## Begin RECORDED DATA

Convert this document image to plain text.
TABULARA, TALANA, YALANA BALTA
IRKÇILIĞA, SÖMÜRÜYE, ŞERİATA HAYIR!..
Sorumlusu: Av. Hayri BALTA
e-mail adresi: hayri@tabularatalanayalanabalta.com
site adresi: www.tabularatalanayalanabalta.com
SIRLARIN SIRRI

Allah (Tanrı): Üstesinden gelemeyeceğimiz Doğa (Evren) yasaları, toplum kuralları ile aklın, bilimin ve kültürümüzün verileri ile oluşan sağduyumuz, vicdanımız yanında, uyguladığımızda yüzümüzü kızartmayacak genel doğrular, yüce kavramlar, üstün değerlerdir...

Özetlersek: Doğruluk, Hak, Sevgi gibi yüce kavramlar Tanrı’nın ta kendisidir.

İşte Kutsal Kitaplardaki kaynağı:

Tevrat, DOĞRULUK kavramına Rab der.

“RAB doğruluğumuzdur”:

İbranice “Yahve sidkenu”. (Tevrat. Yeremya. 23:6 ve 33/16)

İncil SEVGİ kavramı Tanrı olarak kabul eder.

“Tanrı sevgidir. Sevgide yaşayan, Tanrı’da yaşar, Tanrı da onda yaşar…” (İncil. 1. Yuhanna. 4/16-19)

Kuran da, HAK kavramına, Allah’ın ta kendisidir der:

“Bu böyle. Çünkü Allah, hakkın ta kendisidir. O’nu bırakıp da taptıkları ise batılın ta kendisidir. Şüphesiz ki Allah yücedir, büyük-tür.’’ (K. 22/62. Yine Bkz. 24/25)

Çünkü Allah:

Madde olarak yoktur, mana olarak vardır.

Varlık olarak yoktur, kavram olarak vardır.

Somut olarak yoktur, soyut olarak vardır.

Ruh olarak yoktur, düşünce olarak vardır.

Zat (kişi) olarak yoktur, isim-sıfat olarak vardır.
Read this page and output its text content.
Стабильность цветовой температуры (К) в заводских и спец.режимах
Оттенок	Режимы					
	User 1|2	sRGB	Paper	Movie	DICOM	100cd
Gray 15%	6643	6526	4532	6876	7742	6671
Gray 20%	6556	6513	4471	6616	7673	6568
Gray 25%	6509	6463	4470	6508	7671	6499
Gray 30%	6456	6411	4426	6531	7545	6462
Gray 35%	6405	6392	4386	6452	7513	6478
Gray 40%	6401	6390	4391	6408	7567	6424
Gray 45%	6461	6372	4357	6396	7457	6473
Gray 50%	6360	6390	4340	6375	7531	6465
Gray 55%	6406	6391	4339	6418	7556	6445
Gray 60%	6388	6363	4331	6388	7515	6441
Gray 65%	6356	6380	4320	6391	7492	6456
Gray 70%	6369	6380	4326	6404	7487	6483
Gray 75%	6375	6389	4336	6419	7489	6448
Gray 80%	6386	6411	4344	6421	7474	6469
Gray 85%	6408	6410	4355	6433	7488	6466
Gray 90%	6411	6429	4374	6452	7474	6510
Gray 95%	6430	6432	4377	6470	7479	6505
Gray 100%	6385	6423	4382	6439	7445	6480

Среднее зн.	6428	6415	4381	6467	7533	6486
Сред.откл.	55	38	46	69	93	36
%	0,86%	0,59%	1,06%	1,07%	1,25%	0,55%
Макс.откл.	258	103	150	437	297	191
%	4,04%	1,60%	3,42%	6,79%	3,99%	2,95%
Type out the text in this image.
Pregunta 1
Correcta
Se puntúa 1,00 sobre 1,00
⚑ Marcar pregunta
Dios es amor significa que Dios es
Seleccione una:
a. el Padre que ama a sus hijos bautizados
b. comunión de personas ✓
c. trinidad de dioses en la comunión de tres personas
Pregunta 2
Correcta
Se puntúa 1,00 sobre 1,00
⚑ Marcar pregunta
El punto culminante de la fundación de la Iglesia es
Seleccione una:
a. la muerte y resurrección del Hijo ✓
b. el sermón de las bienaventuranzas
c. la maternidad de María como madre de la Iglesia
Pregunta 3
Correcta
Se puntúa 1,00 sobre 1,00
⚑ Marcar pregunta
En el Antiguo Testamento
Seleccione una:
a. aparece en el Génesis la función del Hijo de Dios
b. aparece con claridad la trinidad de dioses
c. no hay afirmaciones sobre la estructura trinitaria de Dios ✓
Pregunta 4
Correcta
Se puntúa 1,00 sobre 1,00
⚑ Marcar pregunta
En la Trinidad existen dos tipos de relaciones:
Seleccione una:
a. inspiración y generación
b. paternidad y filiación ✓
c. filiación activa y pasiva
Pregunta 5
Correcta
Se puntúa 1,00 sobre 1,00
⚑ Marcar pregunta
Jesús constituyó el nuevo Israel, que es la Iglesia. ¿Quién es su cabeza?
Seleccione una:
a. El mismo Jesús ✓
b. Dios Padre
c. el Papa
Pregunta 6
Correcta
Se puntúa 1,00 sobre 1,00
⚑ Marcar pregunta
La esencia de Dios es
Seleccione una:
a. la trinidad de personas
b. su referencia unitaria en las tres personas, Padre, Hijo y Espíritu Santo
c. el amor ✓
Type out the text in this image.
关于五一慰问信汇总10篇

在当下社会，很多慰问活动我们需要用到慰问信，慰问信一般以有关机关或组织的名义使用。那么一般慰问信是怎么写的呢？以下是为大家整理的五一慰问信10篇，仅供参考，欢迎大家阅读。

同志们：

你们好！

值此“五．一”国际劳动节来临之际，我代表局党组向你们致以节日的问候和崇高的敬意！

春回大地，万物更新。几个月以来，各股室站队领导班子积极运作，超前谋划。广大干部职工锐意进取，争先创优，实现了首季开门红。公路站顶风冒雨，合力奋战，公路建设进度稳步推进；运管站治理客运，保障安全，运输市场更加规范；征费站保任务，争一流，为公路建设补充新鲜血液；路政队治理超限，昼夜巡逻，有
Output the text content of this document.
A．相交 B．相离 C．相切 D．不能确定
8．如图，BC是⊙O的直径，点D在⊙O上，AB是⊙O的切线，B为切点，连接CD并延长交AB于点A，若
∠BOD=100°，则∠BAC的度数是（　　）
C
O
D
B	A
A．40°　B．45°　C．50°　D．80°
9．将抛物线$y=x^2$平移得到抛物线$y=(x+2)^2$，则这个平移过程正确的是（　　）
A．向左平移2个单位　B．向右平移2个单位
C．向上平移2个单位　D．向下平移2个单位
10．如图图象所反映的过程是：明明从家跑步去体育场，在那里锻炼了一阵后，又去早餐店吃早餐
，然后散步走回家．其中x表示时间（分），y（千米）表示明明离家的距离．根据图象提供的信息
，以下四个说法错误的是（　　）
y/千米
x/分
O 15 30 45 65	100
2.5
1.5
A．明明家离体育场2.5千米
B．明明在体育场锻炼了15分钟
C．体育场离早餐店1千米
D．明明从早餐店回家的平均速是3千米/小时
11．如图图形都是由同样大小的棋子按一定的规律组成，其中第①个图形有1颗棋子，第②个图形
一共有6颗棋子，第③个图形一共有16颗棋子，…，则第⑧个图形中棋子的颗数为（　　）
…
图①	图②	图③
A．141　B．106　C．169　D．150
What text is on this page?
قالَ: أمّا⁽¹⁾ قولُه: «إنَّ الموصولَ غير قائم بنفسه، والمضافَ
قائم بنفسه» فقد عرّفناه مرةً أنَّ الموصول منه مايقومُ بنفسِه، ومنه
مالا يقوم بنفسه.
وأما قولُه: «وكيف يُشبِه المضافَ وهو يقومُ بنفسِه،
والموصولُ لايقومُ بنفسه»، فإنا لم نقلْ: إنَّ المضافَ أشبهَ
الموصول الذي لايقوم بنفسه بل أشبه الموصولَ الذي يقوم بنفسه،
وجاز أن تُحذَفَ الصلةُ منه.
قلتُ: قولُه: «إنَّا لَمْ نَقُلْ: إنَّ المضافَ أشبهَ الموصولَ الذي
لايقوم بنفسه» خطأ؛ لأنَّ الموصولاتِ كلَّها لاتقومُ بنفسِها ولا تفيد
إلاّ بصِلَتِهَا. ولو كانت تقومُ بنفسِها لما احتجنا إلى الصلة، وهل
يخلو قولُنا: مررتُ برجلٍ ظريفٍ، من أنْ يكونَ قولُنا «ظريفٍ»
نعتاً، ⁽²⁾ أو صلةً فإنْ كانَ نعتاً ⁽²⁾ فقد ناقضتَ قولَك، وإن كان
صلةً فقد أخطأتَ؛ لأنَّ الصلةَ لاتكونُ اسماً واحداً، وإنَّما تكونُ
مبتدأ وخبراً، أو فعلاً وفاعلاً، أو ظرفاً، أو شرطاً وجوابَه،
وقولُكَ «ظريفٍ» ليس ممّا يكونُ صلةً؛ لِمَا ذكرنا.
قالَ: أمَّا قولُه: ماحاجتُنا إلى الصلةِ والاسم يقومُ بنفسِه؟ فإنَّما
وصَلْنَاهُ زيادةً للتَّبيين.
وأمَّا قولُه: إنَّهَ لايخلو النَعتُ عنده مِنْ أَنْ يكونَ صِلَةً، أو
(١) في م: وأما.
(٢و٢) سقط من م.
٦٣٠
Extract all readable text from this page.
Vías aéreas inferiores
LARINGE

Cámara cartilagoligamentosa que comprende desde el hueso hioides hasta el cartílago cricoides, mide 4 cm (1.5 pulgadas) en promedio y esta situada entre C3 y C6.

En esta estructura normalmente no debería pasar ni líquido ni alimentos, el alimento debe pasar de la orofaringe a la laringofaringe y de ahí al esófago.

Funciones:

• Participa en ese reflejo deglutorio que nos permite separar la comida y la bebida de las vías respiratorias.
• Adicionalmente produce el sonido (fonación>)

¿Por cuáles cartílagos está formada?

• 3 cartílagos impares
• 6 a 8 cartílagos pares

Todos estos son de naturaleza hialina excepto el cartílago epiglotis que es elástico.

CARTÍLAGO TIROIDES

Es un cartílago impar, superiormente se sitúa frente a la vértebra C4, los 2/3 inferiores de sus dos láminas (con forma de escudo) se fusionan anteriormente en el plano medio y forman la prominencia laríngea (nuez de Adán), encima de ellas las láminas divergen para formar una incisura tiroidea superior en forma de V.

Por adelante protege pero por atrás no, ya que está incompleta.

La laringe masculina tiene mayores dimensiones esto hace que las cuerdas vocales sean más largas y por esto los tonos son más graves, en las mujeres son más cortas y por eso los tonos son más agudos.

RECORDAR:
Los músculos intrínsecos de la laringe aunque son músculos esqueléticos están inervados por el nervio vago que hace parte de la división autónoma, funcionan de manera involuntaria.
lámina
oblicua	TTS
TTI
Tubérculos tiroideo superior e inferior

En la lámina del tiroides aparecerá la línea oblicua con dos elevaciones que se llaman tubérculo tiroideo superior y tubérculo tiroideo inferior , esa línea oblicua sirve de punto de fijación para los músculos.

## End RECORDED DATA

* [DESCRIPTION OF THE TASK] Show all lines from the listing above in which "punto" appears.

* [CORRECT RESULT]
El punto culminante de la fundación de la Iglesia es
En la lámina del tiroides aparecerá la línea oblicua con dos elevaciones que se llaman tubérculo tiroideo superior y tubérculo tiroideo inferior , esa línea oblicua sirve de punto de fijación para los músculos.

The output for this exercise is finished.